§ WHAT THE TASK REQUIRES:
Output the records exactly. Include every line.

——

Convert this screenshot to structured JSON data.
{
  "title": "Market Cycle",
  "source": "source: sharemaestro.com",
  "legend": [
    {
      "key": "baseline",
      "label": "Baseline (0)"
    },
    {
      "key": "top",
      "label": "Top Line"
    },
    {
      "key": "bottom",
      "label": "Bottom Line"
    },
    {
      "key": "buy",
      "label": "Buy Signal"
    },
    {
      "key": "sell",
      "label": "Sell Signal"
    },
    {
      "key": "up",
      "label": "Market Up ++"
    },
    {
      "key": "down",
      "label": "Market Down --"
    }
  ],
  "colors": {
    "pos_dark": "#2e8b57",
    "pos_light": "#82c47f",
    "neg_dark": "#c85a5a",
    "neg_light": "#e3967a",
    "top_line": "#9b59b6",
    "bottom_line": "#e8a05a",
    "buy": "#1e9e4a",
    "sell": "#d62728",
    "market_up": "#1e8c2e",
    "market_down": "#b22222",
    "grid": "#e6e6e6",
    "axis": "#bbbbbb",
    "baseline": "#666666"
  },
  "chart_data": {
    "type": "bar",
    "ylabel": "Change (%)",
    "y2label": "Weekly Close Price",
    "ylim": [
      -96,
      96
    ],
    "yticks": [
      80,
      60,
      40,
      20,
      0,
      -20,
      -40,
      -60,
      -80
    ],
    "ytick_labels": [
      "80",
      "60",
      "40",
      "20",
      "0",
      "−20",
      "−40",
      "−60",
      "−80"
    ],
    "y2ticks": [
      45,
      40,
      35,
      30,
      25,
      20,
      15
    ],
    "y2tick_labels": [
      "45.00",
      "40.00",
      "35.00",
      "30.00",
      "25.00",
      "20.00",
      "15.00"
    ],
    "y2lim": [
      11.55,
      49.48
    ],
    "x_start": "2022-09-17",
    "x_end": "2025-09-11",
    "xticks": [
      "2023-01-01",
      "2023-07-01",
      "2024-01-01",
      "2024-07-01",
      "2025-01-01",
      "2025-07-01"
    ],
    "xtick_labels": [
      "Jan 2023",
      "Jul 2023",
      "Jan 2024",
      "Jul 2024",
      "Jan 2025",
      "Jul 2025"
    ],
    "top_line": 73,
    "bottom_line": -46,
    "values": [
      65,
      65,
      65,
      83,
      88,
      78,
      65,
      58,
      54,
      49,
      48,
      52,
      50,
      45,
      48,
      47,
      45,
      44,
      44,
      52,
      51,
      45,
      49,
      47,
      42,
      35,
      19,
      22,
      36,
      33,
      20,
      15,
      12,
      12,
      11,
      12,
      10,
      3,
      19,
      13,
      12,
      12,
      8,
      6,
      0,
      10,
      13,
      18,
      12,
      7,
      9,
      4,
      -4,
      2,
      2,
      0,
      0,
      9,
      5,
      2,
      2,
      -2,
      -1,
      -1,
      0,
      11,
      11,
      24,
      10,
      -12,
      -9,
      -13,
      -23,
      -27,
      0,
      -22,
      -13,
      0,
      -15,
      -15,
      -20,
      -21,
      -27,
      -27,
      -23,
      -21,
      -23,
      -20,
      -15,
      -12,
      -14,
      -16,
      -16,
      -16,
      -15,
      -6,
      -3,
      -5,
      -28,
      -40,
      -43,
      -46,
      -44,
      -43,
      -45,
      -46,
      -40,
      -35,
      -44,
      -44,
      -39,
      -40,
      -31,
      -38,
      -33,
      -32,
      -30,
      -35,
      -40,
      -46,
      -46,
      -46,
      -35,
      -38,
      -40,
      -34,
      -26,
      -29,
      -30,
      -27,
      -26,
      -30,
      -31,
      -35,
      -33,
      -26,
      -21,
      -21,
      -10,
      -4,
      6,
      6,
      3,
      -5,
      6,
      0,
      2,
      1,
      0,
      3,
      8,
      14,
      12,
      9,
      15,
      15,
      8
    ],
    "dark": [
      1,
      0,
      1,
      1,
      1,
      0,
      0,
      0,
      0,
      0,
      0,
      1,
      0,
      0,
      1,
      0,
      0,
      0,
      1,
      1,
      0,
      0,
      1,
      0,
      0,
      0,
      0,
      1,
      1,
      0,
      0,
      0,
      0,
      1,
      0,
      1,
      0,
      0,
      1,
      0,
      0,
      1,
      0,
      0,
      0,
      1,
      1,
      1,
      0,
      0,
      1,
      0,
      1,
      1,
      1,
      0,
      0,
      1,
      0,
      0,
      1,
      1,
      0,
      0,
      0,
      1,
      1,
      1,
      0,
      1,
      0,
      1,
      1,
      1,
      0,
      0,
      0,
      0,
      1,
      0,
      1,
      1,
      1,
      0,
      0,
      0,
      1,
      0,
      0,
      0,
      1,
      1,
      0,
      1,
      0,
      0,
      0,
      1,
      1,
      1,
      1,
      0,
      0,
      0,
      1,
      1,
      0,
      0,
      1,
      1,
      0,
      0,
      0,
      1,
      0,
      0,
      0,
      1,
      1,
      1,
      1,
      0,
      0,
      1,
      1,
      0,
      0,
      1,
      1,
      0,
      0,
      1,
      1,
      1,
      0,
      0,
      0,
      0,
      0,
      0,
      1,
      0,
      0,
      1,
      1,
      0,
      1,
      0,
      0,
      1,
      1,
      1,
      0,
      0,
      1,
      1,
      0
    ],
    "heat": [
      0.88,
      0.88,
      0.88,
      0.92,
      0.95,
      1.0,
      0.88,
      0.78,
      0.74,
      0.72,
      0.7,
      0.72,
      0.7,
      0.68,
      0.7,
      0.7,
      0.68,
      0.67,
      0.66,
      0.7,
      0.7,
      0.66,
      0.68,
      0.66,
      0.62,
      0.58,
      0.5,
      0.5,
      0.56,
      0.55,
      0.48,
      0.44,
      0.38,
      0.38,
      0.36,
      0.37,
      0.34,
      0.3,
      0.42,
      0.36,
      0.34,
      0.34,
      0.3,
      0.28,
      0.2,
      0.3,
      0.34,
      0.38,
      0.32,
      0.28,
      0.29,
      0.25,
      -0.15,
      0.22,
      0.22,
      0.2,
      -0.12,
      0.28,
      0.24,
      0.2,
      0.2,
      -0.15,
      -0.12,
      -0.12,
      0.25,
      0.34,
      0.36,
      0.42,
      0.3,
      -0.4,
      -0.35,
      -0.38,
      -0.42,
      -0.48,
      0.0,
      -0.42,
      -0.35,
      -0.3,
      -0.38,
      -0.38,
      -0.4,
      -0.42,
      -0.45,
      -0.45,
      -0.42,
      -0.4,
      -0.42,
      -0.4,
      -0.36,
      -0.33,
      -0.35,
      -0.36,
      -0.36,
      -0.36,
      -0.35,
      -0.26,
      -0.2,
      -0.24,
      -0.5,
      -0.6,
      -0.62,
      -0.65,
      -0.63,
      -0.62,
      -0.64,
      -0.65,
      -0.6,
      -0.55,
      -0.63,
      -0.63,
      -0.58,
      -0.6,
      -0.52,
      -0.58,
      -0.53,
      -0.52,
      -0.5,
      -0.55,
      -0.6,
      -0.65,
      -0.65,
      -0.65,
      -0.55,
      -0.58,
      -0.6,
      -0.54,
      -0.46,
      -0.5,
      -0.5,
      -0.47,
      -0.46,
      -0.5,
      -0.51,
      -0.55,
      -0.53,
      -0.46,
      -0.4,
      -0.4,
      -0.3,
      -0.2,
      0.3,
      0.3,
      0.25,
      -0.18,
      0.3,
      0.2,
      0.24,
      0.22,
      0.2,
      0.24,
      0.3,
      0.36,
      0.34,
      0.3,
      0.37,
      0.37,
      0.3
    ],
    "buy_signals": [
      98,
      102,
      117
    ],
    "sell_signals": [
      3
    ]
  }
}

——

§ RESULT OF THE TASK:
Convert this screenshot to structured JSON data.
{
  "title": "Market Cycle",
  "source": "source: sharemaestro.com",
  "legend": [
    {
      "key": "baseline",
      "label": "Baseline (0)"
    },
    {
      "key": "top",
      "label": "Top Line"
    },
    {
      "key": "bottom",
      "label": "Bottom Line"
    },
    {
      "key": "buy",
      "label": "Buy Signal"
    },
    {
      "key": "sell",
      "label": "Sell Signal"
    },
    {
      "key": "up",
      "label": "Market Up ++"
    },
    {
      "key": "down",
      "label": "Market Down --"
    }
  ],
  "colors": {
    "pos_dark": "#2e8b57",
    "pos_light": "#82c47f",
    "neg_dark": "#c85a5a",
    "neg_light": "#e3967a",
    "top_line": "#9b59b6",
    "bottom_line": "#e8a05a",
    "buy": "#1e9e4a",
    "sell": "#d62728",
    "market_up": "#1e8c2e",
    "market_down": "#b22222",
    "grid": "#e6e6e6",
    "axis": "#bbbbbb",
    "baseline": "#666666"
  },
  "chart_data": {
    "type": "bar",
    "ylabel": "Change (%)",
    "y2label": "Weekly Close Price",
    "ylim": [
      -96,
      96
    ],
    "yticks": [
      80,
      60,
      40,
      20,
      0,
      -20,
      -40,
      -60,
      -80
    ],
    "ytick_labels": [
      "80",
      "60",
      "40",
      "20",
      "0",
      "−20",
      "−40",
      "−60",
      "−80"
    ],
    "y2ticks": [
      45,
      40,
      35,
      30,
      25,
      20,
      15
    ],
    "y2tick_labels": [
      "45.00",
      "40.00",
      "35.00",
      "30.00",
      "25.00",
      "20.00",
      "15.00"
    ],
    "y2lim": [
      11.55,
      49.48
    ],
    "x_start": "2022-09-17",
    "x_end": "2025-09-11",
    "xticks": [
      "2023-01-01",
      "2023-07-01",
      "2024-01-01",
      "2024-07-01",
      "2025-01-01",
      "2025-07-01"
    ],
    "xtick_labels": [
      "Jan 2023",
      "Jul 2023",
      "Jan 2024",
      "Jul 2024",
      "Jan 2025",
      "Jul 2025"
    ],
    "top_line": 73,
    "bottom_line": -46,
    "values": [
      65,
      65,
      65,
      83,
      88,
      78,
      65,
      58,
      54,
      49,
      48,
      52,
      50,
      45,
      48,
      47,
      45,
      44,
      44,
      52,
      51,
      45,
      49,
      47,
      42,
      35,
      19,
      22,
      36,
      33,
      20,
      15,
      12,
      12,
      11,
      12,
      10,
      3,
      19,
      13,
      12,
      12,
      8,
      6,
      0,
      10,
      13,
      18,
      12,
      7,
      9,
      4,
      -4,
      2,
      2,
      0,
      0,
      9,
      5,
      2,
      2,
      -2,
      -1,
      -1,
      0,
      11,
      11,
      24,
      10,
      -12,
      -9,
      -13,
      -23,
      -27,
      0,
      -22,
      -13,
      0,
      -15,
      -15,
      -20,
      -21,
      -27,
      -27,
      -23,
      -21,
      -23,
      -20,
      -15,
      -12,
      -14,
      -16,
      -16,
      -16,
      -15,
      -6,
      -3,
      -5,
      -28,
      -40,
      -43,
      -46,
      -44,
      -43,
      -45,
      -46,
      -40,
      -35,
      -44,
      -44,
      -39,
      -40,
      -31,
      -38,
      -33,
      -32,
      -30,
      -35,
      -40,
      -46,
      -46,
      -46,
      -35,
      -38,
      -40,
      -34,
      -26,
      -29,
      -30,
      -27,
      -26,
      -30,
      -31,
      -35,
      -33,
      -26,
      -21,
      -21,
      -10,
      -4,
      6,
      6,
      3,
      -5,
      6,
      0,
      2,
      1,
      0,
      3,
      8,
      14,
      12,
      9,
      15,
      15,
      8
    ],
    "dark": [
      1,
      0,
      1,
      1,
      1,
      0,
      0,
      0,
      0,
      0,
      0,
      1,
      0,
      0,
      1,
      0,
      0,
      0,
      1,
      1,
      0,
      0,
      1,
      0,
      0,
      0,
      0,
      1,
      1,
      0,
      0,
      0,
      0,
      1,
      0,
      1,
      0,
      0,
      1,
      0,
      0,
      1,
      0,
      0,
      0,
      1,
      1,
      1,
      0,
      0,
      1,
      0,
      1,
      1,
      1,
      0,
      0,
      1,
      0,
      0,
      1,
      1,
      0,
      0,
      0,
      1,
      1,
      1,
      0,
      1,
      0,
      1,
      1,
      1,
      0,
      0,
      0,
      0,
      1,
      0,
      1,
      1,
      1,
      0,
      0,
      0,
      1,
      0,
      0,
      0,
      1,
      1,
      0,
      1,
      0,
      0,
      0,
      1,
      1,
      1,
      1,
      0,
      0,
      0,
      1,
      1,
      0,
      0,
      1,
      1,
      0,
      0,
      0,
      1,
      0,
      0,
      0,
      1,
      1,
      1,
      1,
      0,
      0,
      1,
      1,
      0,
      0,
      1,
      1,
      0,
      0,
      1,
      1,
      1,
      0,
      0,
      0,
      0,
      0,
      0,
      1,
      0,
      0,
      1,
      1,
      0,
      1,
      0,
      0,
      1,
      1,
      1,
      0,
      0,
      1,
      1,
      0
    ],
    "heat": [
      0.88,
      0.88,
      0.88,
      0.92,
      0.95,
      1.0,
      0.88,
      0.78,
      0.74,
      0.72,
      0.7,
      0.72,
      0.7,
      0.68,
      0.7,
      0.7,
      0.68,
      0.67,
      0.66,
      0.7,
      0.7,
      0.66,
      0.68,
      0.66,
      0.62,
      0.58,
      0.5,
      0.5,
      0.56,
      0.55,
      0.48,
      0.44,
      0.38,
      0.38,
      0.36,
      0.37,
      0.34,
      0.3,
      0.42,
      0.36,
      0.34,
      0.34,
      0.3,
      0.28,
      0.2,
      0.3,
      0.34,
      0.38,
      0.32,
      0.28,
      0.29,
      0.25,
      -0.15,
      0.22,
      0.22,
      0.2,
      -0.12,
      0.28,
      0.24,
      0.2,
      0.2,
      -0.15,
      -0.12,
      -0.12,
      0.25,
      0.34,
      0.36,
      0.42,
      0.3,
      -0.4,
      -0.35,
      -0.38,
      -0.42,
      -0.48,
      0.0,
      -0.42,
      -0.35,
      -0.3,
      -0.38,
      -0.38,
      -0.4,
      -0.42,
      -0.45,
      -0.45,
      -0.42,
      -0.4,
      -0.42,
      -0.4,
      -0.36,
      -0.33,
      -0.35,
      -0.36,
      -0.36,
      -0.36,
      -0.35,
      -0.26,
      -0.2,
      -0.24,
      -0.5,
      -0.6,
      -0.62,
      -0.65,
      -0.63,
      -0.62,
      -0.64,
      -0.65,
      -0.6,
      -0.55,
      -0.63,
      -0.63,
      -0.58,
      -0.6,
      -0.52,
      -0.58,
      -0.53,
      -0.52,
      -0.5,
      -0.55,
      -0.6,
      -0.65,
      -0.65,
      -0.65,
      -0.55,
      -0.58,
      -0.6,
      -0.54,
      -0.46,
      -0.5,
      -0.5,
      -0.47,
      -0.46,
      -0.5,
      -0.51,
      -0.55,
      -0.53,
      -0.46,
      -0.4,
      -0.4,
      -0.3,
      -0.2,
      0.3,
      0.3,
      0.25,
      -0.18,
      0.3,
      0.2,
      0.24,
      0.22,
      0.2,
      0.24,
      0.3,
      0.36,
      0.34,
      0.3,
      0.37,
      0.37,
      0.3
    ],
    "buy_signals": [
      98,
      102,
      117
    ],
    "sell_signals": [
      3
    ]
  }
}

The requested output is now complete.